Your answer should be a single number: the count of lines containing the string "溶度积表达式进行计算".
· · · · · · ·
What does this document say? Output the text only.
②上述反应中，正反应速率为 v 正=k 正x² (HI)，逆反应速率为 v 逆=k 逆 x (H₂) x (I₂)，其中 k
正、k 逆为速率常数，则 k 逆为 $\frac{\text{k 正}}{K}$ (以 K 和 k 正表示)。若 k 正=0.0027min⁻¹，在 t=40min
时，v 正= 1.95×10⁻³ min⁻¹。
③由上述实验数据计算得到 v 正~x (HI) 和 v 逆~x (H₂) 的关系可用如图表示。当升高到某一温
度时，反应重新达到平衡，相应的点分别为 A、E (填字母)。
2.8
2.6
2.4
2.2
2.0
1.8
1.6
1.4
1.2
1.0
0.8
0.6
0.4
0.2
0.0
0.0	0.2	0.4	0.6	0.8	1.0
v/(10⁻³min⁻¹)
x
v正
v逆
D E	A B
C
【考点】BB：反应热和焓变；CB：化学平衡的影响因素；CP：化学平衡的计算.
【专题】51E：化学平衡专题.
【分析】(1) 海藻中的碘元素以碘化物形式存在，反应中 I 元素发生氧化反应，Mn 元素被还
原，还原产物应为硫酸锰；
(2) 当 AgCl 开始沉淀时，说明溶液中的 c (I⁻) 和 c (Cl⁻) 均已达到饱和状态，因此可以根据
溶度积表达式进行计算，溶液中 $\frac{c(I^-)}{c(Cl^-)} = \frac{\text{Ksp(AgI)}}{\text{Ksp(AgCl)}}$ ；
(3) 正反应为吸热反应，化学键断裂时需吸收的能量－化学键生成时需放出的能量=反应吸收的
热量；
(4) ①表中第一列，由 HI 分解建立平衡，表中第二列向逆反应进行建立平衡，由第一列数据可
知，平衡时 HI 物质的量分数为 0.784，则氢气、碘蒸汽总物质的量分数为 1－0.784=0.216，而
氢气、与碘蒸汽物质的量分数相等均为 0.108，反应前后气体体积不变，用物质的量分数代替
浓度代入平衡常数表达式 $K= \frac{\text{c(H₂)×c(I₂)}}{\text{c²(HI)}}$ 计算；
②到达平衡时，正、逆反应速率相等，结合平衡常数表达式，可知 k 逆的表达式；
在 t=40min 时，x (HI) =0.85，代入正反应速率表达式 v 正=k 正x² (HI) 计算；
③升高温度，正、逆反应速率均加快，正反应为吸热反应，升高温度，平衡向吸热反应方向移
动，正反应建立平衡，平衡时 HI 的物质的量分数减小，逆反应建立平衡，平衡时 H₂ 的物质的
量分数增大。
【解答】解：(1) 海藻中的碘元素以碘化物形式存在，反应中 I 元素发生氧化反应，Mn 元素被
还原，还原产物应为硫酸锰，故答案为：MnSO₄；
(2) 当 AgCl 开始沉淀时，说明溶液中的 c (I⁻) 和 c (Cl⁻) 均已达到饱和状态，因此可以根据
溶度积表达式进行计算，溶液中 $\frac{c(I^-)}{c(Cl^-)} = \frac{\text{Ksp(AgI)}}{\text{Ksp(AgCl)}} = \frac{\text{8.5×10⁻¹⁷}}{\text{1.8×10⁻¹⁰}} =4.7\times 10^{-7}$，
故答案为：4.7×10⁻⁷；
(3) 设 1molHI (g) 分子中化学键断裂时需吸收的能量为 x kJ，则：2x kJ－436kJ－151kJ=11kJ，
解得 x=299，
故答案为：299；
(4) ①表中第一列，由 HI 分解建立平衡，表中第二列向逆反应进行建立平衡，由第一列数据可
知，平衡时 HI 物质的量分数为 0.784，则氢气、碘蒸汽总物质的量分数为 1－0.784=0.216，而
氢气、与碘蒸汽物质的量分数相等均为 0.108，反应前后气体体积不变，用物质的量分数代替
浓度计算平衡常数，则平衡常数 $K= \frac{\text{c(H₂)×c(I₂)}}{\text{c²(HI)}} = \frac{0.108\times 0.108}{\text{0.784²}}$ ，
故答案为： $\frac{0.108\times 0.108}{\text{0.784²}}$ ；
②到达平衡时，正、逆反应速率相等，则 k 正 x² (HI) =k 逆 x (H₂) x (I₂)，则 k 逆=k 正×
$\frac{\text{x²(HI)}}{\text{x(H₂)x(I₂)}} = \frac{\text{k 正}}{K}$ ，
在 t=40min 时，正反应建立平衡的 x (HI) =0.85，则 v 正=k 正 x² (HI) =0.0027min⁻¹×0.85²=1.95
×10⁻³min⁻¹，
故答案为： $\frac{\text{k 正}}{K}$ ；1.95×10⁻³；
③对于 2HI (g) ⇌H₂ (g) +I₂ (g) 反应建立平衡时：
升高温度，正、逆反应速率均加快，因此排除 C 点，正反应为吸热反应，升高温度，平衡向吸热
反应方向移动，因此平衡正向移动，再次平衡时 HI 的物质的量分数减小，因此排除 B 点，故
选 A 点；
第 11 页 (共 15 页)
· · · · · · ·
▸ Worked answer
2